Return a copy of each line that holds the string "days".

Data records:

· · · ·

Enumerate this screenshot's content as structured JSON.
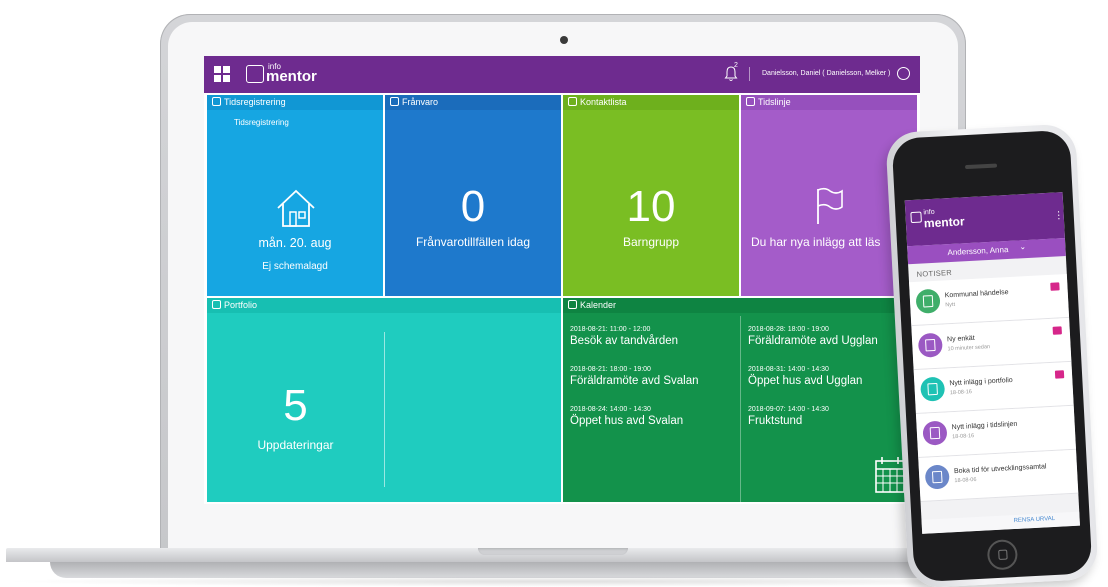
{
  "topbar": {
    "logo_small": "info",
    "logo_big": "mentor",
    "notification_count": "2",
    "user_name": "Danielsson, Daniel ( Danielsson, Melker )"
  },
  "tiles": {
    "tidsregistrering": {
      "header": "Tidsregistrering",
      "label": "Tidsregistrering",
      "date": "mån. 20. aug",
      "status": "Ej schemalagd"
    },
    "franvaro": {
      "header": "Frånvaro",
      "count": "0",
      "label": "Frånvarotillfällen idag"
    },
    "kontaktlista": {
      "header": "Kontaktlista",
      "count": "10",
      "label": "Barngrupp"
    },
    "tidslinje": {
      "header": "Tidslinje",
      "label": "Du har nya inlägg att läs"
    },
    "portfolio": {
      "header": "Portfolio",
      "count": "5",
      "label": "Uppdateringar"
    },
    "kalender": {
      "header": "Kalender",
      "events": [
        {
          "time": "2018-08-21: 11:00 - 12:00",
          "title": "Besök av tandvården"
        },
        {
          "time": "2018-08-21: 18:00 - 19:00",
          "title": "Föräldramöte avd Svalan"
        },
        {
          "time": "2018-08-24: 14:00 - 14:30",
          "title": "Öppet hus avd Svalan"
        },
        {
          "time": "2018-08-28: 18:00 - 19:00",
          "title": "Föräldramöte avd Ugglan"
        },
        {
          "time": "2018-08-31: 14:00 - 14:30",
          "title": "Öppet hus avd Ugglan"
        },
        {
          "time": "2018-09-07: 14:00 - 14:30",
          "title": "Fruktstund"
        }
      ]
    }
  },
  "phone": {
    "logo_small": "info",
    "logo_big": "mentor",
    "user": "Andersson, Anna",
    "section": "NOTISER",
    "items": [
      {
        "title": "Kommunal händelse",
        "date": "Nytt",
        "icon": "calendar-icon",
        "color": "#3fae6a",
        "badge": true
      },
      {
        "title": "Ny enkät",
        "date": "10 minuter sedan",
        "icon": "document-icon",
        "color": "#9b59c3",
        "badge": true
      },
      {
        "title": "Nytt inlägg i portfolio",
        "date": "18-08-16",
        "icon": "portfolio-icon",
        "color": "#1fc2b4",
        "badge": true
      },
      {
        "title": "Nytt inlägg i tidslinjen",
        "date": "18-08-16",
        "icon": "chat-icon",
        "color": "#9b59c3",
        "badge": false
      },
      {
        "title": "Boka tid för utvecklingssamtal",
        "date": "18-08-06",
        "icon": "clock-icon",
        "color": "#6b87c9",
        "badge": false
      }
    ],
    "footer_action": "RENSA URVAL"
  }
}
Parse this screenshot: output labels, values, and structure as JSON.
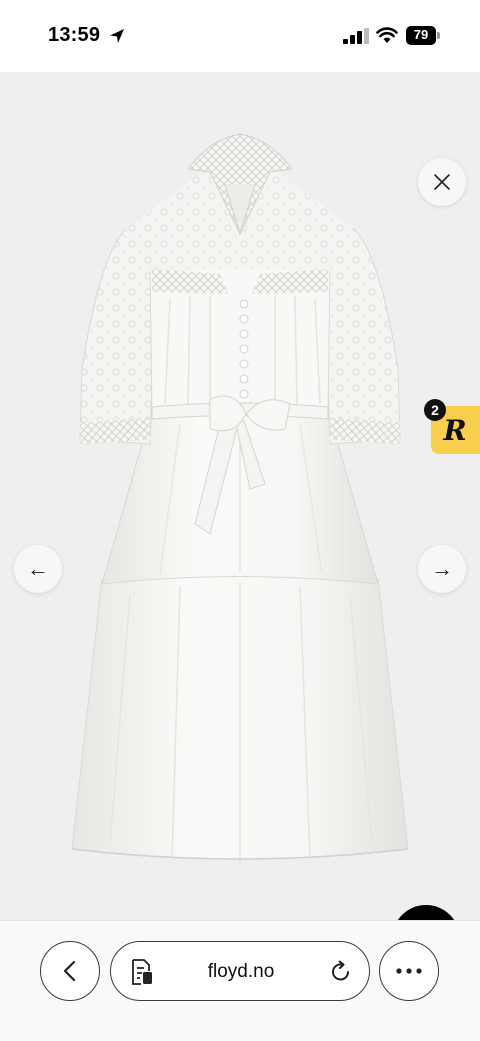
{
  "status_bar": {
    "time": "13:59",
    "battery": "79"
  },
  "gallery": {
    "image_name": "white-broderie-anglaise-tiered-midi-dress",
    "prev_arrow": "←",
    "next_arrow": "→",
    "close_icon": "close-icon"
  },
  "reward_badge": {
    "letter": "R",
    "count": "2",
    "color": "#f9cf4e"
  },
  "chat": {
    "icon": "chat-bubble-icon",
    "color": "#000000"
  },
  "browser": {
    "url": "floyd.no",
    "back_icon": "chevron-left-icon",
    "page_icon": "page-settings-icon",
    "reload_icon": "reload-icon",
    "more_icon": "more-dots-icon"
  }
}
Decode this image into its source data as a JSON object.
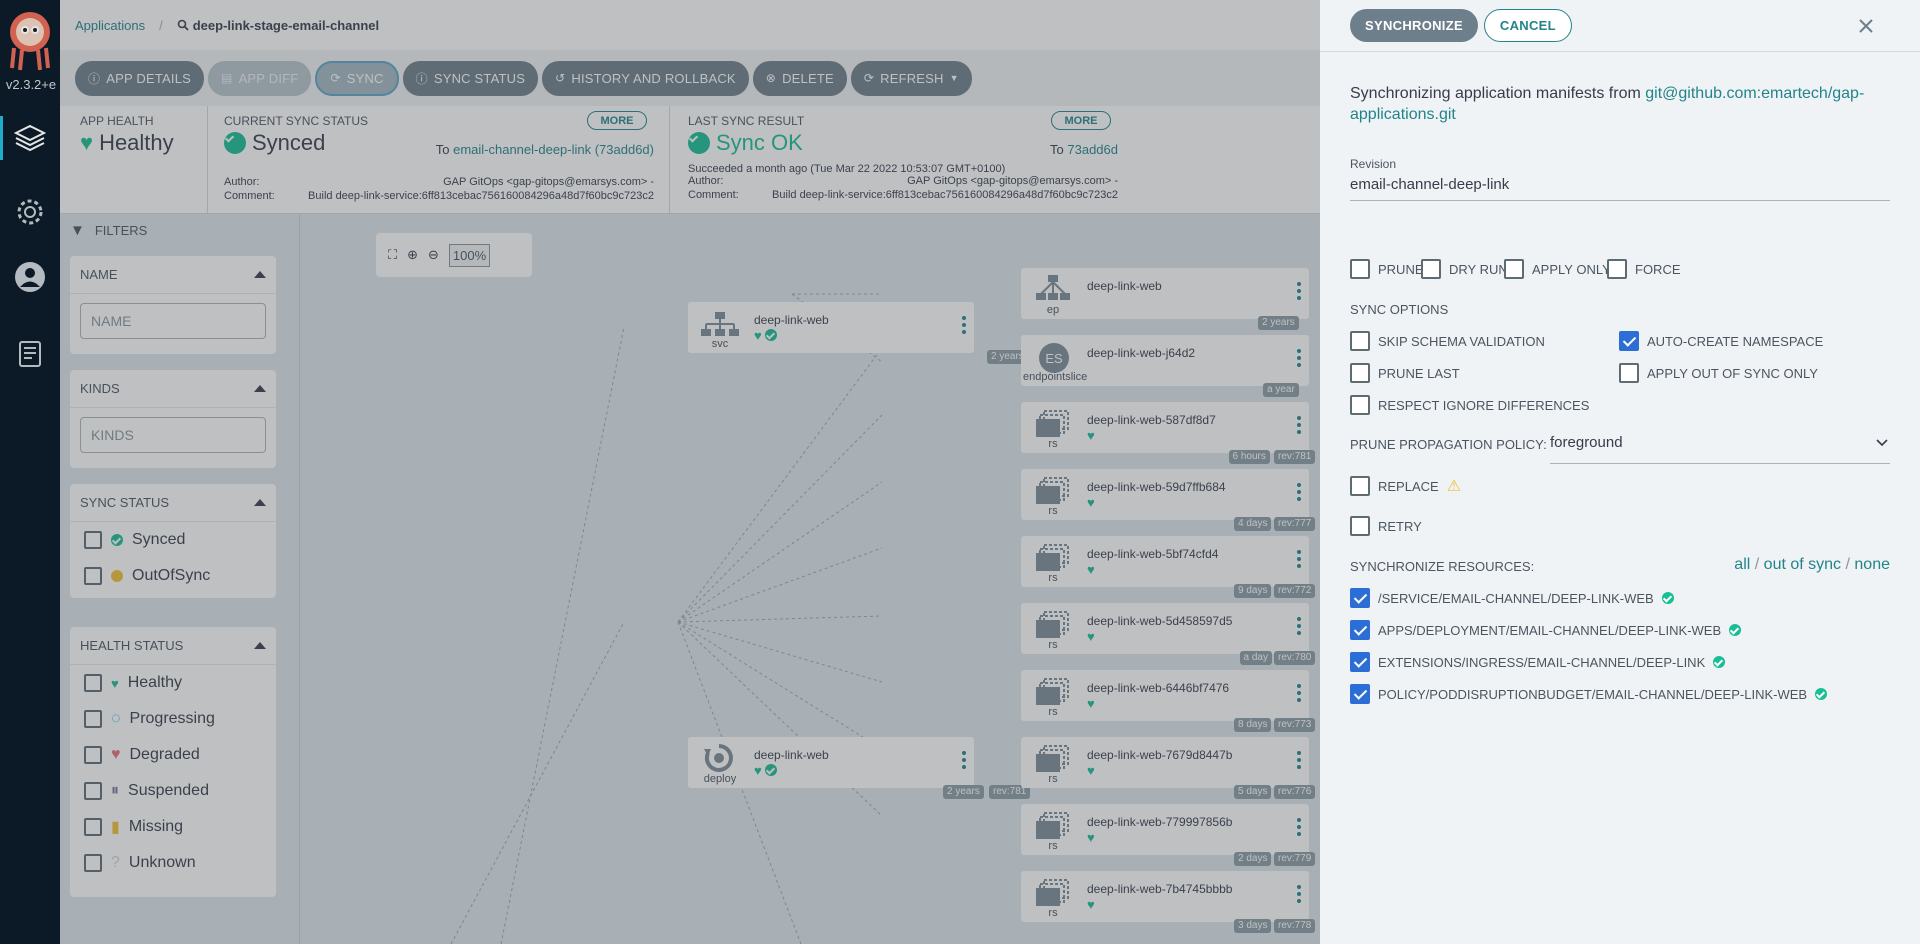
{
  "nav": {
    "version": "v2.3.2+e"
  },
  "breadcrumb": {
    "root": "Applications",
    "current": "deep-link-stage-email-channel"
  },
  "toolbar": {
    "app_details": "APP DETAILS",
    "app_diff": "APP DIFF",
    "sync": "SYNC",
    "sync_status": "SYNC STATUS",
    "history": "HISTORY AND ROLLBACK",
    "delete": "DELETE",
    "refresh": "REFRESH"
  },
  "status": {
    "app_health_label": "APP HEALTH",
    "app_health": "Healthy",
    "current_sync_label": "CURRENT SYNC STATUS",
    "current_sync": "Synced",
    "more": "MORE",
    "to_prefix": "To",
    "current_to": "email-channel-deep-link (73add6d)",
    "author_label": "Author:",
    "author": "GAP GitOps <gap-gitops@emarsys.com> -",
    "comment_label": "Comment:",
    "comment": "Build deep-link-service:6ff813cebac756160084296a48d7f60bc9c723c2",
    "last_sync_label": "LAST SYNC RESULT",
    "last_sync": "Sync OK",
    "last_to": "73add6d",
    "succeeded": "Succeeded a month ago (Tue Mar 22 2022 10:53:07 GMT+0100)"
  },
  "filters": {
    "title": "FILTERS",
    "name_title": "NAME",
    "name_placeholder": "NAME",
    "kinds_title": "KINDS",
    "kinds_placeholder": "KINDS",
    "sync_title": "SYNC STATUS",
    "sync_options": [
      "Synced",
      "OutOfSync"
    ],
    "health_title": "HEALTH STATUS",
    "health_options": [
      "Healthy",
      "Progressing",
      "Degraded",
      "Suspended",
      "Missing",
      "Unknown"
    ]
  },
  "zoom": {
    "level": "100%"
  },
  "graph": {
    "svc": {
      "name": "deep-link-web",
      "kind": "svc",
      "age": "2 years"
    },
    "deploy": {
      "name": "deep-link-web",
      "kind": "deploy",
      "age": "2 years",
      "rev": "rev:781"
    },
    "ep": {
      "name": "deep-link-web",
      "kind": "ep",
      "age": "2 years"
    },
    "eps": {
      "name": "deep-link-web-j64d2",
      "kind": "endpointslice",
      "icon": "ES",
      "age": "a year"
    },
    "replicasets": [
      {
        "name": "deep-link-web-587df8d7",
        "age": "6 hours",
        "rev": "rev:781"
      },
      {
        "name": "deep-link-web-59d7ffb684",
        "age": "4 days",
        "rev": "rev:777"
      },
      {
        "name": "deep-link-web-5bf74cfd4",
        "age": "9 days",
        "rev": "rev:772"
      },
      {
        "name": "deep-link-web-5d458597d5",
        "age": "a day",
        "rev": "rev:780"
      },
      {
        "name": "deep-link-web-6446bf7476",
        "age": "8 days",
        "rev": "rev:773"
      },
      {
        "name": "deep-link-web-7679d8447b",
        "age": "5 days",
        "rev": "rev:776"
      },
      {
        "name": "deep-link-web-779997856b",
        "age": "2 days",
        "rev": "rev:779"
      },
      {
        "name": "deep-link-web-7b4745bbbb",
        "age": "3 days",
        "rev": "rev:778"
      }
    ],
    "rs_kind": "rs"
  },
  "panel": {
    "synchronize": "SYNCHRONIZE",
    "cancel": "CANCEL",
    "intro": "Synchronizing application manifests from",
    "repo": "git@github.com:emartech/gap-applications.git",
    "revision_label": "Revision",
    "revision": "email-channel-deep-link",
    "prune": "PRUNE",
    "dry_run": "DRY RUN",
    "apply_only": "APPLY ONLY",
    "force": "FORCE",
    "sync_options_label": "SYNC OPTIONS",
    "skip_schema": "SKIP SCHEMA VALIDATION",
    "auto_create_ns": "AUTO-CREATE NAMESPACE",
    "prune_last": "PRUNE LAST",
    "apply_oos": "APPLY OUT OF SYNC ONLY",
    "respect_ignore": "RESPECT IGNORE DIFFERENCES",
    "ppp_label": "PRUNE PROPAGATION POLICY:",
    "ppp_value": "foreground",
    "replace": "REPLACE",
    "retry": "RETRY",
    "resources_label": "SYNCHRONIZE RESOURCES:",
    "all": "all",
    "out_of_sync": "out of sync",
    "none": "none",
    "sep": "/",
    "resources": [
      "/SERVICE/EMAIL-CHANNEL/DEEP-LINK-WEB",
      "APPS/DEPLOYMENT/EMAIL-CHANNEL/DEEP-LINK-WEB",
      "EXTENSIONS/INGRESS/EMAIL-CHANNEL/DEEP-LINK",
      "POLICY/PODDISRUPTIONBUDGET/EMAIL-CHANNEL/DEEP-LINK-WEB"
    ]
  },
  "colors": {
    "accent": "#22848a",
    "healthy": "#18be94",
    "nav": "#0d1d2b",
    "checked": "#2c6ed5"
  }
}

· · · ·

RESULT:
        "age": "4 days",
        "age": "9 days",
        "age": "8 days",
        "age": "5 days",
        "age": "2 days",
        "age": "3 days",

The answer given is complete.